* _REQUIRED TASK_: Copy each line in the data that includes the word "icon".

Dataset entries
■ ■ ■ ■

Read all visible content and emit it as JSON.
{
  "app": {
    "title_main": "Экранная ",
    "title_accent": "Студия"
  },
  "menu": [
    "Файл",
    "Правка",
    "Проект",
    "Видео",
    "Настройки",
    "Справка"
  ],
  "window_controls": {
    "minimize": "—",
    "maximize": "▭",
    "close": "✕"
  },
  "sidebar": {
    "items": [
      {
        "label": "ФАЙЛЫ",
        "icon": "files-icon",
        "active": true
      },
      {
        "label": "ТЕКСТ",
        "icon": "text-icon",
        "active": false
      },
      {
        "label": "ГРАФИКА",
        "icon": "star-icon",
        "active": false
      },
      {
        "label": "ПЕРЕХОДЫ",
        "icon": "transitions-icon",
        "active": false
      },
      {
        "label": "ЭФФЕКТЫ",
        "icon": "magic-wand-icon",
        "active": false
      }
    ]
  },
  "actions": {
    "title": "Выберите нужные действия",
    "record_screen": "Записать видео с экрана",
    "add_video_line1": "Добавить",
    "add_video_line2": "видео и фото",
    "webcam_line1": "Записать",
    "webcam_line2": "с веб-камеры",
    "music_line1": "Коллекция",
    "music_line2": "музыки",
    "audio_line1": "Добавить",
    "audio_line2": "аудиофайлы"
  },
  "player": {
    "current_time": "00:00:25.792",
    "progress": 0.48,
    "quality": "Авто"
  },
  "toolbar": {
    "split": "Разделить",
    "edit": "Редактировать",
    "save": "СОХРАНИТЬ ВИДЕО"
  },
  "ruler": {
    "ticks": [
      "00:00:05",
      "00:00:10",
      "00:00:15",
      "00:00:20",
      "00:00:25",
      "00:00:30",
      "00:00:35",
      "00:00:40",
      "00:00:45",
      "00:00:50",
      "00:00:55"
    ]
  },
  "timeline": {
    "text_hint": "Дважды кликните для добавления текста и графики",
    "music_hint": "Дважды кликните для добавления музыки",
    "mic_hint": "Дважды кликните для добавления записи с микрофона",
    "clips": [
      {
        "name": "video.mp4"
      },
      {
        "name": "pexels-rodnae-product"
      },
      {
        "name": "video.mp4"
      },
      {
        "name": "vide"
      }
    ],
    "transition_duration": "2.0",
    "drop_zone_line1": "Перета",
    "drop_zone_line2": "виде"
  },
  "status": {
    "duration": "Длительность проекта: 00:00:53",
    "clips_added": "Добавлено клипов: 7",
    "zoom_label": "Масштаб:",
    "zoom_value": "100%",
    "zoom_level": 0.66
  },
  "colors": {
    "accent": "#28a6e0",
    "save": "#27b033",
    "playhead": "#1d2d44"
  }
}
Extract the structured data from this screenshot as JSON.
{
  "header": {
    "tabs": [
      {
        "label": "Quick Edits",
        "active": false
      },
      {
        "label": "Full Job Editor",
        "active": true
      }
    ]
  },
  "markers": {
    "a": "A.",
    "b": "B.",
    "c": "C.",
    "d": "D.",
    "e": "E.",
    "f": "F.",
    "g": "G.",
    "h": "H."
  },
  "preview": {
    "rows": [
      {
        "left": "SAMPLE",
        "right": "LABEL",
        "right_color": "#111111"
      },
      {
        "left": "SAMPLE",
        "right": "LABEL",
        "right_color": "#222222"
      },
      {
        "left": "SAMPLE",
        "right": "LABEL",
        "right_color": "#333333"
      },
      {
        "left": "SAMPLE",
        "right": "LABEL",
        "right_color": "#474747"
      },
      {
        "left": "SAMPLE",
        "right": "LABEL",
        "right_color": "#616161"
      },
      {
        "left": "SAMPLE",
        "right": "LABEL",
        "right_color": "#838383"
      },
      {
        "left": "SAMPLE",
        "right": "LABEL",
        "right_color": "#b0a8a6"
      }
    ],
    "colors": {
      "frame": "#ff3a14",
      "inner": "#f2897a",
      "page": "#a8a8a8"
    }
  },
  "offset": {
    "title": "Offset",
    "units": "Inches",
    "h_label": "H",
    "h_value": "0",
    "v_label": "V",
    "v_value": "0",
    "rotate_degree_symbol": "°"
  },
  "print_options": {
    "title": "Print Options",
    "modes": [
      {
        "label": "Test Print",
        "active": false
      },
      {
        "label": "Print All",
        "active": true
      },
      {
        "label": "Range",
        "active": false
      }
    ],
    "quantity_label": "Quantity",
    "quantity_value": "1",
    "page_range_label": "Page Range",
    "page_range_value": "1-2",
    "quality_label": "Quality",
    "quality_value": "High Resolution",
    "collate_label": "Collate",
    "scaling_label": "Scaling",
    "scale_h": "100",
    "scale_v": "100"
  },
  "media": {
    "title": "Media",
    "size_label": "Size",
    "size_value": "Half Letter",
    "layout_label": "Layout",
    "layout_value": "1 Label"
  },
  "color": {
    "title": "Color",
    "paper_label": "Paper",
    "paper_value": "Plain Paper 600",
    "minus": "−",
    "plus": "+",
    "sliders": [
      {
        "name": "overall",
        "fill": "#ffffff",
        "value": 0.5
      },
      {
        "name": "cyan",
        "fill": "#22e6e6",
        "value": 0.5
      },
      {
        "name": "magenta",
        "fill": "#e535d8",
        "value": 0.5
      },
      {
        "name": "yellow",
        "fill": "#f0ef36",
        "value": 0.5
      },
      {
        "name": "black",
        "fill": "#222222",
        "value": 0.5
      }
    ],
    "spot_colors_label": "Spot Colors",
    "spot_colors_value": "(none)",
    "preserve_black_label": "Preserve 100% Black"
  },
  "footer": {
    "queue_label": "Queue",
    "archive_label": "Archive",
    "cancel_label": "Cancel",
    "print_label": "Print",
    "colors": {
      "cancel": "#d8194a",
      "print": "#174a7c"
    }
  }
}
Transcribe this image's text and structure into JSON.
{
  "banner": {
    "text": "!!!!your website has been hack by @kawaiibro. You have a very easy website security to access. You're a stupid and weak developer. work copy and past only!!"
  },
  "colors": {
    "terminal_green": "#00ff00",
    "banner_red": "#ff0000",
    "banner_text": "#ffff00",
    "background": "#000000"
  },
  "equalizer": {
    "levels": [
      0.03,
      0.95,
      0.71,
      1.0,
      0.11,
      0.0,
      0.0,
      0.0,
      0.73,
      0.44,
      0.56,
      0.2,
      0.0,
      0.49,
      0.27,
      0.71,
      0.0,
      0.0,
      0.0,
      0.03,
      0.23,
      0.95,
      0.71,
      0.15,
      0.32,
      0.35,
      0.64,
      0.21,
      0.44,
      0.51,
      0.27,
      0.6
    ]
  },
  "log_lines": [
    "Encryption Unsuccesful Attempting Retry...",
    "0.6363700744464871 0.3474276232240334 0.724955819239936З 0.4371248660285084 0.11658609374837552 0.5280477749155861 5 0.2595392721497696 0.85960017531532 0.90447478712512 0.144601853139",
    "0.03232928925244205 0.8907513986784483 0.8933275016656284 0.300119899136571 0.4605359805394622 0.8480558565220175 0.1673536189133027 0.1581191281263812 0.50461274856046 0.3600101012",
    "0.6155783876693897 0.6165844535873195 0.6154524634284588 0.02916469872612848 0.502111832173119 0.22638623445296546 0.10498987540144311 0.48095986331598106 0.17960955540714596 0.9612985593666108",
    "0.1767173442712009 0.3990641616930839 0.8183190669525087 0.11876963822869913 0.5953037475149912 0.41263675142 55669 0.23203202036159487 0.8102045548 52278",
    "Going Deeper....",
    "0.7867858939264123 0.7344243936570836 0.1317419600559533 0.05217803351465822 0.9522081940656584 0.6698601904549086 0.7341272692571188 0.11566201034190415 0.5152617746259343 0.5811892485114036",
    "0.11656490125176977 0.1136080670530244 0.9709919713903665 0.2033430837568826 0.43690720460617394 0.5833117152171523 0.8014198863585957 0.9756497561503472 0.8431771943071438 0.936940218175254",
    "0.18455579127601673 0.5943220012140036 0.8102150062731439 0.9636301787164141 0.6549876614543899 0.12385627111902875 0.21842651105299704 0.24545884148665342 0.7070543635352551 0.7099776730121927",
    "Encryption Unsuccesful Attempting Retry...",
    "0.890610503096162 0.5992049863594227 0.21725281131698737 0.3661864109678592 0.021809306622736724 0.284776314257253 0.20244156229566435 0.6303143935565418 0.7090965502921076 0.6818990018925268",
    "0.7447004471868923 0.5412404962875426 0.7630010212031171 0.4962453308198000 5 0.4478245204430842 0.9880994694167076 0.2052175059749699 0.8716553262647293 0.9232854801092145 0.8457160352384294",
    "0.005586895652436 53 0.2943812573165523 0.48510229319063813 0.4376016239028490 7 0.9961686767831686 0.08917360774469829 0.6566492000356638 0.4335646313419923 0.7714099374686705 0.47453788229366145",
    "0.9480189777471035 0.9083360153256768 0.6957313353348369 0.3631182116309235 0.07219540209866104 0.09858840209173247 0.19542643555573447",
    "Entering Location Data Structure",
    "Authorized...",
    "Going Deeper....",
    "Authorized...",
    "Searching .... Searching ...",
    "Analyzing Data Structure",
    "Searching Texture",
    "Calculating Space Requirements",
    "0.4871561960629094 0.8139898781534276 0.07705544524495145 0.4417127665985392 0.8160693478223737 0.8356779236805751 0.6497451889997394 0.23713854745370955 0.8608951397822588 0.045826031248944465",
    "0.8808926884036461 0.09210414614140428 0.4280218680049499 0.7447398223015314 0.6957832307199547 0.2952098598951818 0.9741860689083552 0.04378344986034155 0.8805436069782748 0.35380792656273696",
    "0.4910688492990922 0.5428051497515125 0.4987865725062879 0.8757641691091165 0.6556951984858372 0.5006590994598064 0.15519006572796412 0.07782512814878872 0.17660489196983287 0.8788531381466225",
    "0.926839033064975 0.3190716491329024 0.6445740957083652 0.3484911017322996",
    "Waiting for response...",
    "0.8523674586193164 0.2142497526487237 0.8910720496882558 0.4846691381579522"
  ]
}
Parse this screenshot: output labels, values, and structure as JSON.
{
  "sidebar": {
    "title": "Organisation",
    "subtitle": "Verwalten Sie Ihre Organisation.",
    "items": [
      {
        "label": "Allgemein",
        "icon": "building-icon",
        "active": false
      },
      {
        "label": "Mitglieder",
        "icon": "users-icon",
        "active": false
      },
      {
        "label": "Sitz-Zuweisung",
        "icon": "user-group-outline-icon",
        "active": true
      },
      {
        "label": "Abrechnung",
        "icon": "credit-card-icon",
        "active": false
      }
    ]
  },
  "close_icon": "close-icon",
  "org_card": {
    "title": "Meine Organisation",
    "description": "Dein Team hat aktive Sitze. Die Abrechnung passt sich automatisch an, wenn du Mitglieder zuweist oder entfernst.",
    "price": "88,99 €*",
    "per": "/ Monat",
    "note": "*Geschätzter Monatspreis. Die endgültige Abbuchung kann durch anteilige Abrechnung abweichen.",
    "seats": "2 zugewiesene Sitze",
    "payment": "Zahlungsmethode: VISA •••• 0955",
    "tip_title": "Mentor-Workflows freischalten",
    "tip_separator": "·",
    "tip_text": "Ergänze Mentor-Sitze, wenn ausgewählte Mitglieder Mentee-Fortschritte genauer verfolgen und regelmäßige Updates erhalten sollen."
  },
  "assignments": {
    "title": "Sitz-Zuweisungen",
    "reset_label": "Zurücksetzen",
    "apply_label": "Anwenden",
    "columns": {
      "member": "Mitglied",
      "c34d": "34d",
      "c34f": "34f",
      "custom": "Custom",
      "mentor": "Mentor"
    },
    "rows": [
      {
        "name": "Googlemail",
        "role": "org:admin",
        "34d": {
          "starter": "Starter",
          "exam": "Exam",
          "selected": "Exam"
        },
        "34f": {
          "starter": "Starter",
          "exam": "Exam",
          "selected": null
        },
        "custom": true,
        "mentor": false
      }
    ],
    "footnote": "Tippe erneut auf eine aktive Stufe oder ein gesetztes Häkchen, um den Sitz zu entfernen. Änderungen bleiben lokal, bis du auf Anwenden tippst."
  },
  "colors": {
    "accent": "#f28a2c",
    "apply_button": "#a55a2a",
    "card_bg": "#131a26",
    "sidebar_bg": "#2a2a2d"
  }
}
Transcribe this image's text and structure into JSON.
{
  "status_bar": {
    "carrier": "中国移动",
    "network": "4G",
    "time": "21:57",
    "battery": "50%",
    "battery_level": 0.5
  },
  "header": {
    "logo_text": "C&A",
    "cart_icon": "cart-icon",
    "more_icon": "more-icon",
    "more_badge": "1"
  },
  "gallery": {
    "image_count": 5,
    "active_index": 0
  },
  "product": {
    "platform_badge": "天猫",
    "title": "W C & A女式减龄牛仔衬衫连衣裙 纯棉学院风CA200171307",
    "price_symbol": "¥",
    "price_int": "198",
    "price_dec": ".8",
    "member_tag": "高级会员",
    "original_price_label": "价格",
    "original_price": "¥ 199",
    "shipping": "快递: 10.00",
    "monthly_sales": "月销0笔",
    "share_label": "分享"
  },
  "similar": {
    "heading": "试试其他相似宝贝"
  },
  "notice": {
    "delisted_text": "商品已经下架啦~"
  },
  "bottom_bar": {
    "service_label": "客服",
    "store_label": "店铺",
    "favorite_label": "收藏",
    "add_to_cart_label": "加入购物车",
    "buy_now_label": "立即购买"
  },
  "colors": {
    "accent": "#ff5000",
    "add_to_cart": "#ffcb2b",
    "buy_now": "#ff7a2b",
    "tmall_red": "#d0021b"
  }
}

■ ■ ■ ■

* _RESULT FOR THIS EXERCISE_:
        "icon": "files-icon",
        "icon": "text-icon",
        "icon": "star-icon",
        "icon": "transitions-icon",
        "icon": "magic-wand-icon",
        "icon": "building-icon",
        "icon": "users-icon",
        "icon": "user-group-outline-icon",
        "icon": "credit-card-icon",
  "close_icon": "close-icon",
    "cart_icon": "cart-icon",
    "more_icon": "more-icon",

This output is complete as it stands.